Leave out every picture, then transcribe the rest of the listing exactly.

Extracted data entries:
········

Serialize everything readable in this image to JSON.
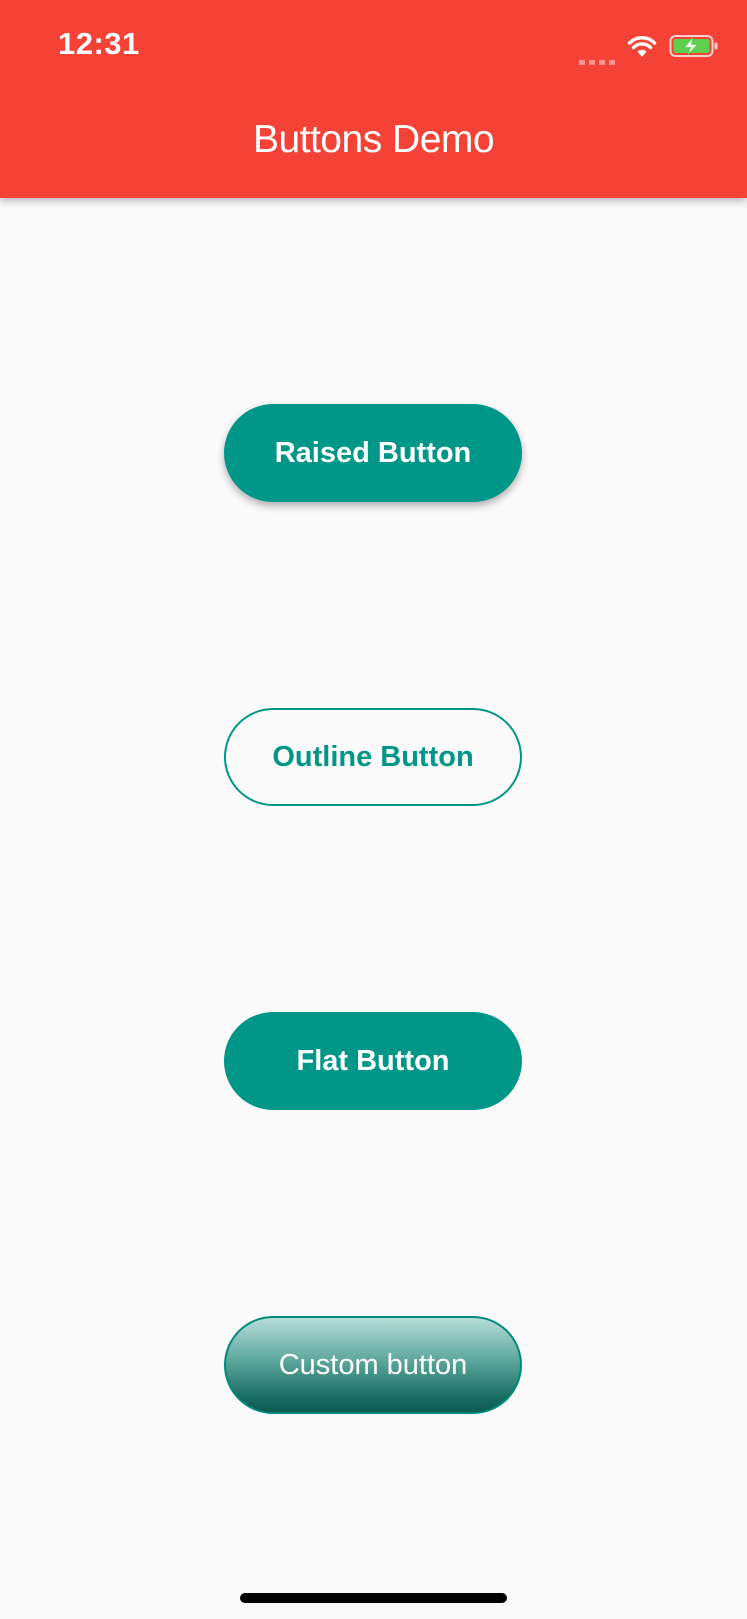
{
  "status_bar": {
    "time": "12:31",
    "signal_icon": "cellular-signal-icon",
    "wifi_icon": "wifi-icon",
    "battery_icon": "battery-charging-icon"
  },
  "app_bar": {
    "title": "Buttons Demo",
    "color": "#f44336"
  },
  "buttons": {
    "raised": {
      "label": "Raised Button",
      "color": "#009688"
    },
    "outline": {
      "label": "Outline Button",
      "color": "#009688"
    },
    "flat": {
      "label": "Flat Button",
      "color": "#009688"
    },
    "custom": {
      "label": "Custom button",
      "color": "#00897b"
    }
  }
}
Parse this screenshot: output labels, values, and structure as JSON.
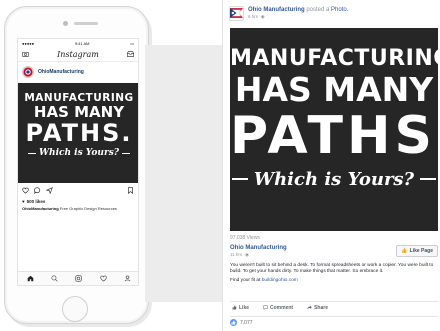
{
  "instagram": {
    "app_title": "Instagram",
    "status_time": "9:41 AM",
    "username": "OhioManufacturing",
    "likes": "500 likes",
    "caption_user": "OhioManufacturing",
    "caption_text": "Free Graphic Design Resources",
    "icons": [
      "camera-icon",
      "inbox-icon",
      "heart-icon",
      "comment-icon",
      "share-icon",
      "bookmark-icon",
      "home-icon",
      "search-icon",
      "add-icon",
      "activity-icon",
      "profile-icon"
    ]
  },
  "poster": {
    "line1": "MANUFACTURING",
    "line2": "HAS MANY",
    "line3": "PATHS.",
    "tagline": "Which is Yours?",
    "background_color": "#262626",
    "text_color": "#ffffff"
  },
  "facebook": {
    "page_name": "Ohio Manufacturing",
    "posted_text": "posted a",
    "photo_link": "Photo.",
    "time": "6 hrs",
    "views": "97,038 Views",
    "page_title": "Ohio Manufacturing",
    "page_time": "11 hrs",
    "like_page": "Like Page",
    "body": "You weren't built to sit behind a desk. To format spreadsheets or work a copier. You were built to build. To get your hands dirty. To make things that matter. So embrace it.",
    "find_text": "Find your fit at",
    "find_link": "buildingohio.com",
    "like": "Like",
    "comment": "Comment",
    "share": "Share",
    "reactions": "7,077",
    "link_color": "#365899"
  }
}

········

### Result:
Serialize everything readable in this image to JSON.
{
  "status_bar": {
    "time": "12:31",
    "signal_icon": "cellular-signal-icon",
    "wifi_icon": "wifi-icon",
    "battery_icon": "battery-charging-icon"
  },
  "app_bar": {
    "title": "Buttons Demo",
    "color": "#f44336"
  },
  "buttons": {
    "raised": {
      "label": "Raised Button",
      "color": "#009688"
    },
    "outline": {
      "label": "Outline Button",
      "color": "#009688"
    },
    "flat": {
      "label": "Flat Button",
      "color": "#009688"
    },
    "custom": {
      "label": "Custom button",
      "color": "#00897b"
    }
  }
}
Parse this screenshot: output labels, values, and structure as JSON.
{
  "instagram": {
    "app_title": "Instagram",
    "status_time": "9:41 AM",
    "username": "OhioManufacturing",
    "likes": "500 likes",
    "caption_user": "OhioManufacturing",
    "caption_text": "Free Graphic Design Resources",
    "icons": [
      "camera-icon",
      "inbox-icon",
      "heart-icon",
      "comment-icon",
      "share-icon",
      "bookmark-icon",
      "home-icon",
      "search-icon",
      "add-icon",
      "activity-icon",
      "profile-icon"
    ]
  },
  "poster": {
    "line1": "MANUFACTURING",
    "line2": "HAS MANY",
    "line3": "PATHS.",
    "tagline": "Which is Yours?",
    "background_color": "#262626",
    "text_color": "#ffffff"
  },
  "facebook": {
    "page_name": "Ohio Manufacturing",
    "posted_text": "posted a",
    "photo_link": "Photo.",
    "time": "6 hrs",
    "views": "97,038 Views",
    "page_title": "Ohio Manufacturing",
    "page_time": "11 hrs",
    "like_page": "Like Page",
    "body": "You weren't built to sit behind a desk. To format spreadsheets or work a copier. You were built to build. To get your hands dirty. To make things that matter. So embrace it.",
    "find_text": "Find your fit at",
    "find_link": "buildingohio.com",
    "like": "Like",
    "comment": "Comment",
    "share": "Share",
    "reactions": "7,077",
    "link_color": "#365899"
  }
}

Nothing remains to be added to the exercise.